● TASK GOAL
Can you carry on the letters about Scotland's independence campaign, picking up right after the last sentence shown?

● PASSAGE PROVIDED
========================

The UK faces possibly one of the most dangerous set of economic conditions in a generation and at this time the SNP decides to concentrate resources on launching the “Yes Scotland” campaign two years before a likely referendum and when it is patently obvious the UK must remain “together” and act as one to face this economic crisis that may well erupt as and when Greece exits the euro and the investment markets turn their attention to Spain.

Our First Minister should forget about the “four Cs” – Celebrity, Connery, Cumming and Cox – and concentrate on the economic conditions.

Clearly Scotland does not have the fire power to act alone or protect alone. We will face this crisis stronger as one and not apart.

RICHARD ALLISON

Braehead Loan

Edinburgh

Amidst all the gloom and doom that is the euro crisis, it was rather refreshing to hear the optimism at the launch of the Independence for Scotland “Yes” campaign.

========================

● DATA SEGMENT
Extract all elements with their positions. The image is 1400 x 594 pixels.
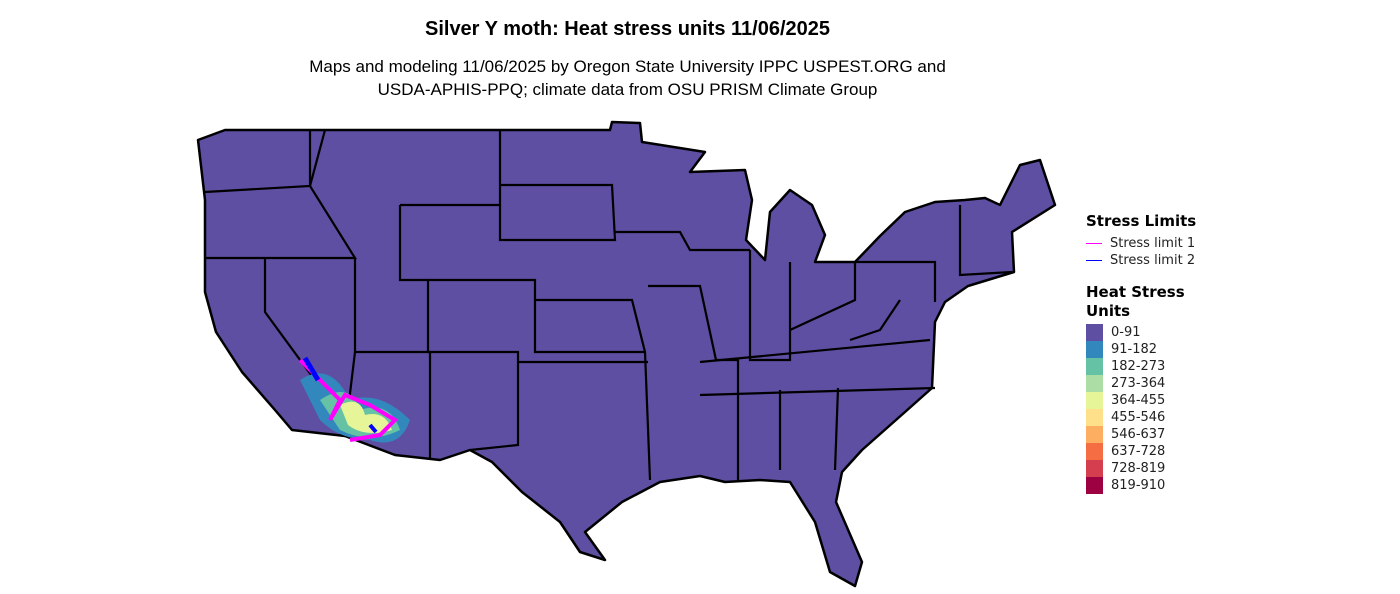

========================

● ANSWER TO THE PROBLEM
Politicians joining with notable individuals and organisations with a clear vision and enthusiasm for Scotland’s future – a future without walls, with seats at the top table in international negotiations that will affect Scotland, and equal partnerships with other nations.

This enthusiasm was emphasised when Scotland’s First Minister Alex Salmond called for one million signatures to sign the pledge, a pledge committing Scotland to an independent future.

Is this achievable? On examination of previous elections in Scotland during my life time, including referendums, it may well be.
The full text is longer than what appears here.